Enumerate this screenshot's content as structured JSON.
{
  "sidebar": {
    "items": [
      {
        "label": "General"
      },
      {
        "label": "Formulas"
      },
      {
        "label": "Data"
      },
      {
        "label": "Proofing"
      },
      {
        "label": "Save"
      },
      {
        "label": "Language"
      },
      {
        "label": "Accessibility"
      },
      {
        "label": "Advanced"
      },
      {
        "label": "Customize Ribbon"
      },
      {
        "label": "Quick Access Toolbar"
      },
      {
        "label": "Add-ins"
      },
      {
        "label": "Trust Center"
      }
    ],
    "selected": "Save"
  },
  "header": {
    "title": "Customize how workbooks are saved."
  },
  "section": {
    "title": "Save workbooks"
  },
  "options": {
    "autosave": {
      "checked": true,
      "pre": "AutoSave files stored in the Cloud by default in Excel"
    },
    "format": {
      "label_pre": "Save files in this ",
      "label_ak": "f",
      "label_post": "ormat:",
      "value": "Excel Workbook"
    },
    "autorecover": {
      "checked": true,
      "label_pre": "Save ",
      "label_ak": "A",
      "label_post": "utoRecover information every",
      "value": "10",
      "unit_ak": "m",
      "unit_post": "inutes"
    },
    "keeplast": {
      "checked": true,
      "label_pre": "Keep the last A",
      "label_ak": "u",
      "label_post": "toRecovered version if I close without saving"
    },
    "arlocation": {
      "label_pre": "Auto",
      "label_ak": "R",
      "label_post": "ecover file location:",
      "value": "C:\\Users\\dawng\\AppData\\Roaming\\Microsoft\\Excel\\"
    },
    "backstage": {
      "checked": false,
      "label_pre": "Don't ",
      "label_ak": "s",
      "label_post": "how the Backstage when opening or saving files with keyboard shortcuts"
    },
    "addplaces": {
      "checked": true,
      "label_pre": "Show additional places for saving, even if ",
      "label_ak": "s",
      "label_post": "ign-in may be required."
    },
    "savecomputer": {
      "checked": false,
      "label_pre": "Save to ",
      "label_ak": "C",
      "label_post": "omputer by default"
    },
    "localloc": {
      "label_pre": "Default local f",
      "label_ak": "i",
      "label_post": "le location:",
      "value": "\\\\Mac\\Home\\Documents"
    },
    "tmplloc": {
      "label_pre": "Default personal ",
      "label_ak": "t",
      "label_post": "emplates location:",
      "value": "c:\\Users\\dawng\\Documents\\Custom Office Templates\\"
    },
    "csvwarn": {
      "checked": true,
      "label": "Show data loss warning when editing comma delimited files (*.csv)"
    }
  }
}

> **TASK DETAILS**: Provide the number of lines containing the string "Show", with no other output.

> **REPLY**: 2